[Source data]
######

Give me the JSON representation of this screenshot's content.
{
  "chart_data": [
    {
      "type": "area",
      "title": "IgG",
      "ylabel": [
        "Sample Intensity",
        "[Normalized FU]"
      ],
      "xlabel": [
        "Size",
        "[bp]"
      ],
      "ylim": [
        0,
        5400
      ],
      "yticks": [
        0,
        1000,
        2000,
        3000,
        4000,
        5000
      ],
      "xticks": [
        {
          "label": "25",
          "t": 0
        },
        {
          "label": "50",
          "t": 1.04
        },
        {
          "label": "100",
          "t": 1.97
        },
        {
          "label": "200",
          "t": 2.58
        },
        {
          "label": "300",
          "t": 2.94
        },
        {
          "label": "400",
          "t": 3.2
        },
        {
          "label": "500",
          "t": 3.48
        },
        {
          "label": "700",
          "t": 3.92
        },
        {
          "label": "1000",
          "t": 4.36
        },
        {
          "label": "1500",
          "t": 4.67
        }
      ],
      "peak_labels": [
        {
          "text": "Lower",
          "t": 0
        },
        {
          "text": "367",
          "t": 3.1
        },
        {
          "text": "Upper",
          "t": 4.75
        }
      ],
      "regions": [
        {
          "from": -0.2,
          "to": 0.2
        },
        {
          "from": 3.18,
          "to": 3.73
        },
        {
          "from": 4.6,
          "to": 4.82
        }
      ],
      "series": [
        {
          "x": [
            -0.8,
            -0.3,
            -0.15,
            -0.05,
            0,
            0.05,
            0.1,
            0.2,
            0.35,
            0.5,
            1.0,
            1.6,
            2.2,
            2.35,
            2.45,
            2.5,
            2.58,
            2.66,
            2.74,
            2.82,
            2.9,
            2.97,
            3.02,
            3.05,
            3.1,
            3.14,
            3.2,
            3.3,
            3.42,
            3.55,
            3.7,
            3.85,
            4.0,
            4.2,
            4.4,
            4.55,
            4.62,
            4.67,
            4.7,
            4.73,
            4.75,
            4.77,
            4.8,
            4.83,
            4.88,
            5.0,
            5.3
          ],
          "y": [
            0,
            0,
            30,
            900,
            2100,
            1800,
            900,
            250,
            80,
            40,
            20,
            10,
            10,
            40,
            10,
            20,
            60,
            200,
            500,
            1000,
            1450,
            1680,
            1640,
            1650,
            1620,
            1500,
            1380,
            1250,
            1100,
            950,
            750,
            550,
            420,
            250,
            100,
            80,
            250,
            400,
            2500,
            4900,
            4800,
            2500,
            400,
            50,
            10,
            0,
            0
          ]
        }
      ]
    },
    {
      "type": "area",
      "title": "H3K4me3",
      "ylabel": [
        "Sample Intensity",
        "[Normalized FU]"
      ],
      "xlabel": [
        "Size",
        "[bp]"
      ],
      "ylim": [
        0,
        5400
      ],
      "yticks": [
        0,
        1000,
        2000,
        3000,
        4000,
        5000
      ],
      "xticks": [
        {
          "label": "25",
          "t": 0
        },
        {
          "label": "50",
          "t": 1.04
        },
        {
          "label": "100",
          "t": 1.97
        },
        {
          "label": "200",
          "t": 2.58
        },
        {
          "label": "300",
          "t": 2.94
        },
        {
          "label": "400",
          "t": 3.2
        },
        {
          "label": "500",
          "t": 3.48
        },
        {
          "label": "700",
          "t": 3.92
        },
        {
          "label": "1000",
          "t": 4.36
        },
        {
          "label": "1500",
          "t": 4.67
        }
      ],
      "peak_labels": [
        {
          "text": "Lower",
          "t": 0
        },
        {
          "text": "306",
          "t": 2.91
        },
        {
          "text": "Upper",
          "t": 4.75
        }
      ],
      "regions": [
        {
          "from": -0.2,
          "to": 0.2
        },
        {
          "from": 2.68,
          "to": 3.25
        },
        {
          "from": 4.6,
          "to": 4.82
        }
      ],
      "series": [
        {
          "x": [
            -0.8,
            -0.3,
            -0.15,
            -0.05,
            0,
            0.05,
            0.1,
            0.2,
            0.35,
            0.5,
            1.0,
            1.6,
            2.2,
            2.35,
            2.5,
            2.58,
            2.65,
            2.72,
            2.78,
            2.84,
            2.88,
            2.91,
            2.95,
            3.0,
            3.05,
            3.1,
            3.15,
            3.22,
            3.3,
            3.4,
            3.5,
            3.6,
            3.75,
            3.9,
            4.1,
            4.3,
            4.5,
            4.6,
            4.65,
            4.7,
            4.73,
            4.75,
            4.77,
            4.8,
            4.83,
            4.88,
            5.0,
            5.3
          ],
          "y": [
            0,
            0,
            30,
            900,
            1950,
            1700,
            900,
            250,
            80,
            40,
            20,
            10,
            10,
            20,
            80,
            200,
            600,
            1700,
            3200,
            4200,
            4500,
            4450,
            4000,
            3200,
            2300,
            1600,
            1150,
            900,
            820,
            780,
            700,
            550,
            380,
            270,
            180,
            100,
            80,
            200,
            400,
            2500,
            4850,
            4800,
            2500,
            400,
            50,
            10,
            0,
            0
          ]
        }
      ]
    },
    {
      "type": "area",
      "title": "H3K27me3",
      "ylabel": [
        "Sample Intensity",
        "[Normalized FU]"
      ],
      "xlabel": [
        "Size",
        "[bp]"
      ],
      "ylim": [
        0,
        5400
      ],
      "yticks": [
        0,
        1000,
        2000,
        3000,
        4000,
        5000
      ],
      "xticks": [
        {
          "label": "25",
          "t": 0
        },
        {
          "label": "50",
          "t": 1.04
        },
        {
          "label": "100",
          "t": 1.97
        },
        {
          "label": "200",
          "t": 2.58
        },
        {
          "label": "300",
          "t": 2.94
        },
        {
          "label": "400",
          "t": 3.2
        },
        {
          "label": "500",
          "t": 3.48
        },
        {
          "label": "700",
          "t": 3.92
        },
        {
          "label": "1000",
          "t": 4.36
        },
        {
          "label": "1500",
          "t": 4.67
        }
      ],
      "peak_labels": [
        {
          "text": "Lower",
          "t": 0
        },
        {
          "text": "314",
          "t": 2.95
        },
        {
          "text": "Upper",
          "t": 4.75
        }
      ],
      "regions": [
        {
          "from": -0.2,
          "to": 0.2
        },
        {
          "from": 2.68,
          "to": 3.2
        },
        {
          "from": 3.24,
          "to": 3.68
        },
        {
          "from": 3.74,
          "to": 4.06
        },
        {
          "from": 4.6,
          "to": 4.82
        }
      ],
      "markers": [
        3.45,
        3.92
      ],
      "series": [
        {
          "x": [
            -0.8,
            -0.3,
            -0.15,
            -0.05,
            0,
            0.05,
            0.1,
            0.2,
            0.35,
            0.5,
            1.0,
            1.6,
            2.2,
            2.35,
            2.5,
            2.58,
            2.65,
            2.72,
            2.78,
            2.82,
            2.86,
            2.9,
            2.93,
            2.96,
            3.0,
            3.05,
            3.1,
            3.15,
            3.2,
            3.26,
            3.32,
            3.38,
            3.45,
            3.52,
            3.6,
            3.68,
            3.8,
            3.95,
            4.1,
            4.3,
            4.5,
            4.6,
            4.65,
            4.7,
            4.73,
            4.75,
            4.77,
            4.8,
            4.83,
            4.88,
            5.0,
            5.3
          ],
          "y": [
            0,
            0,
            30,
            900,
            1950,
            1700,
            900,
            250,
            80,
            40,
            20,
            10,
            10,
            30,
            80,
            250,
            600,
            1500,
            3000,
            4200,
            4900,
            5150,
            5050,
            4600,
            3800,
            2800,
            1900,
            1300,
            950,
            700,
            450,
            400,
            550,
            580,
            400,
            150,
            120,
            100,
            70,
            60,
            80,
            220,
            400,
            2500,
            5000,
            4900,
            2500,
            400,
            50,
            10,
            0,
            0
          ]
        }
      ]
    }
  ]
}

######

## GOAL
Go through the records above and retype each one exactly.

## RESPONSE BELOW
Give me the JSON representation of this screenshot's content.
{
  "chart_data": [
    {
      "type": "area",
      "title": "IgG",
      "ylabel": [
        "Sample Intensity",
        "[Normalized FU]"
      ],
      "xlabel": [
        "Size",
        "[bp]"
      ],
      "ylim": [
        0,
        5400
      ],
      "yticks": [
        0,
        1000,
        2000,
        3000,
        4000,
        5000
      ],
      "xticks": [
        {
          "label": "25",
          "t": 0
        },
        {
          "label": "50",
          "t": 1.04
        },
        {
          "label": "100",
          "t": 1.97
        },
        {
          "label": "200",
          "t": 2.58
        },
        {
          "label": "300",
          "t": 2.94
        },
        {
          "label": "400",
          "t": 3.2
        },
        {
          "label": "500",
          "t": 3.48
        },
        {
          "label": "700",
          "t": 3.92
        },
        {
          "label": "1000",
          "t": 4.36
        },
        {
          "label": "1500",
          "t": 4.67
        }
      ],
      "peak_labels": [
        {
          "text": "Lower",
          "t": 0
        },
        {
          "text": "367",
          "t": 3.1
        },
        {
          "text": "Upper",
          "t": 4.75
        }
      ],
      "regions": [
        {
          "from": -0.2,
          "to": 0.2
        },
        {
          "from": 3.18,
          "to": 3.73
        },
        {
          "from": 4.6,
          "to": 4.82
        }
      ],
      "series": [
        {
          "x": [
            -0.8,
            -0.3,
            -0.15,
            -0.05,
            0,
            0.05,
            0.1,
            0.2,
            0.35,
            0.5,
            1.0,
            1.6,
            2.2,
            2.35,
            2.45,
            2.5,
            2.58,
            2.66,
            2.74,
            2.82,
            2.9,
            2.97,
            3.02,
            3.05,
            3.1,
            3.14,
            3.2,
            3.3,
            3.42,
            3.55,
            3.7,
            3.85,
            4.0,
            4.2,
            4.4,
            4.55,
            4.62,
            4.67,
            4.7,
            4.73,
            4.75,
            4.77,
            4.8,
            4.83,
            4.88,
            5.0,
            5.3
          ],
          "y": [
            0,
            0,
            30,
            900,
            2100,
            1800,
            900,
            250,
            80,
            40,
            20,
            10,
            10,
            40,
            10,
            20,
            60,
            200,
            500,
            1000,
            1450,
            1680,
            1640,
            1650,
            1620,
            1500,
            1380,
            1250,
            1100,
            950,
            750,
            550,
            420,
            250,
            100,
            80,
            250,
            400,
            2500,
            4900,
            4800,
            2500,
            400,
            50,
            10,
            0,
            0
          ]
        }
      ]
    },
    {
      "type": "area",
      "title": "H3K4me3",
      "ylabel": [
        "Sample Intensity",
        "[Normalized FU]"
      ],
      "xlabel": [
        "Size",
        "[bp]"
      ],
      "ylim": [
        0,
        5400
      ],
      "yticks": [
        0,
        1000,
        2000,
        3000,
        4000,
        5000
      ],
      "xticks": [
        {
          "label": "25",
          "t": 0
        },
        {
          "label": "50",
          "t": 1.04
        },
        {
          "label": "100",
          "t": 1.97
        },
        {
          "label": "200",
          "t": 2.58
        },
        {
          "label": "300",
          "t": 2.94
        },
        {
          "label": "400",
          "t": 3.2
        },
        {
          "label": "500",
          "t": 3.48
        },
        {
          "label": "700",
          "t": 3.92
        },
        {
          "label": "1000",
          "t": 4.36
        },
        {
          "label": "1500",
          "t": 4.67
        }
      ],
      "peak_labels": [
        {
          "text": "Lower",
          "t": 0
        },
        {
          "text": "306",
          "t": 2.91
        },
        {
          "text": "Upper",
          "t": 4.75
        }
      ],
      "regions": [
        {
          "from": -0.2,
          "to": 0.2
        },
        {
          "from": 2.68,
          "to": 3.25
        },
        {
          "from": 4.6,
          "to": 4.82
        }
      ],
      "series": [
        {
          "x": [
            -0.8,
            -0.3,
            -0.15,
            -0.05,
            0,
            0.05,
            0.1,
            0.2,
            0.35,
            0.5,
            1.0,
            1.6,
            2.2,
            2.35,
            2.5,
            2.58,
            2.65,
            2.72,
            2.78,
            2.84,
            2.88,
            2.91,
            2.95,
            3.0,
            3.05,
            3.1,
            3.15,
            3.22,
            3.3,
            3.4,
            3.5,
            3.6,
            3.75,
            3.9,
            4.1,
            4.3,
            4.5,
            4.6,
            4.65,
            4.7,
            4.73,
            4.75,
            4.77,
            4.8,
            4.83,
            4.88,
            5.0,
            5.3
          ],
          "y": [
            0,
            0,
            30,
            900,
            1950,
            1700,
            900,
            250,
            80,
            40,
            20,
            10,
            10,
            20,
            80,
            200,
            600,
            1700,
            3200,
            4200,
            4500,
            4450,
            4000,
            3200,
            2300,
            1600,
            1150,
            900,
            820,
            780,
            700,
            550,
            380,
            270,
            180,
            100,
            80,
            200,
            400,
            2500,
            4850,
            4800,
            2500,
            400,
            50,
            10,
            0,
            0
          ]
        }
      ]
    },
    {
      "type": "area",
      "title": "H3K27me3",
      "ylabel": [
        "Sample Intensity",
        "[Normalized FU]"
      ],
      "xlabel": [
        "Size",
        "[bp]"
      ],
      "ylim": [
        0,
        5400
      ],
      "yticks": [
        0,
        1000,
        2000,
        3000,
        4000,
        5000
      ],
      "xticks": [
        {
          "label": "25",
          "t": 0
        },
        {
          "label": "50",
          "t": 1.04
        },
        {
          "label": "100",
          "t": 1.97
        },
        {
          "label": "200",
          "t": 2.58
        },
        {
          "label": "300",
          "t": 2.94
        },
        {
          "label": "400",
          "t": 3.2
        },
        {
          "label": "500",
          "t": 3.48
        },
        {
          "label": "700",
          "t": 3.92
        },
        {
          "label": "1000",
          "t": 4.36
        },
        {
          "label": "1500",
          "t": 4.67
        }
      ],
      "peak_labels": [
        {
          "text": "Lower",
          "t": 0
        },
        {
          "text": "314",
          "t": 2.95
        },
        {
          "text": "Upper",
          "t": 4.75
        }
      ],
      "regions": [
        {
          "from": -0.2,
          "to": 0.2
        },
        {
          "from": 2.68,
          "to": 3.2
        },
        {
          "from": 3.24,
          "to": 3.68
        },
        {
          "from": 3.74,
          "to": 4.06
        },
        {
          "from": 4.6,
          "to": 4.82
        }
      ],
      "markers": [
        3.45,
        3.92
      ],
      "series": [
        {
          "x": [
            -0.8,
            -0.3,
            -0.15,
            -0.05,
            0,
            0.05,
            0.1,
            0.2,
            0.35,
            0.5,
            1.0,
            1.6,
            2.2,
            2.35,
            2.5,
            2.58,
            2.65,
            2.72,
            2.78,
            2.82,
            2.86,
            2.9,
            2.93,
            2.96,
            3.0,
            3.05,
            3.1,
            3.15,
            3.2,
            3.26,
            3.32,
            3.38,
            3.45,
            3.52,
            3.6,
            3.68,
            3.8,
            3.95,
            4.1,
            4.3,
            4.5,
            4.6,
            4.65,
            4.7,
            4.73,
            4.75,
            4.77,
            4.8,
            4.83,
            4.88,
            5.0,
            5.3
          ],
          "y": [
            0,
            0,
            30,
            900,
            1950,
            1700,
            900,
            250,
            80,
            40,
            20,
            10,
            10,
            30,
            80,
            250,
            600,
            1500,
            3000,
            4200,
            4900,
            5150,
            5050,
            4600,
            3800,
            2800,
            1900,
            1300,
            950,
            700,
            450,
            400,
            550,
            580,
            400,
            150,
            120,
            100,
            70,
            60,
            80,
            220,
            400,
            2500,
            5000,
            4900,
            2500,
            400,
            50,
            10,
            0,
            0
          ]
        }
      ]
    }
  ]
}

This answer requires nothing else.